### WORK INSTRUCTIONS
Filter the records below and copy every line containing the word "months".

[Dataset items]
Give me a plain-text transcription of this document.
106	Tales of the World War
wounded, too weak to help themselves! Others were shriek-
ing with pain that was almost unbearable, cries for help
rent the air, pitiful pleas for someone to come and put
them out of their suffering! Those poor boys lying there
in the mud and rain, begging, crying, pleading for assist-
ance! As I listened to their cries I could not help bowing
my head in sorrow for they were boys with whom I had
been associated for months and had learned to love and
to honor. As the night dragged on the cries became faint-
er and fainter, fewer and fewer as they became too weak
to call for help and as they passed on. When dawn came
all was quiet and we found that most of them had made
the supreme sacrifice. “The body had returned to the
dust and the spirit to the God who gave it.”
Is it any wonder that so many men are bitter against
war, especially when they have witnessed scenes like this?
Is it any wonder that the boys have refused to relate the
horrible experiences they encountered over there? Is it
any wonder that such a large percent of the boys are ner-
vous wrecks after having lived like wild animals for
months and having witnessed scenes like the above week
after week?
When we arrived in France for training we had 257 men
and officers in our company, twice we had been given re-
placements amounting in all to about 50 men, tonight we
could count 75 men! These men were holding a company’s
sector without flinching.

### REPLY TO THE EXERCISE
been associated for months and had learned to love and
months and having witnessed scenes like the above week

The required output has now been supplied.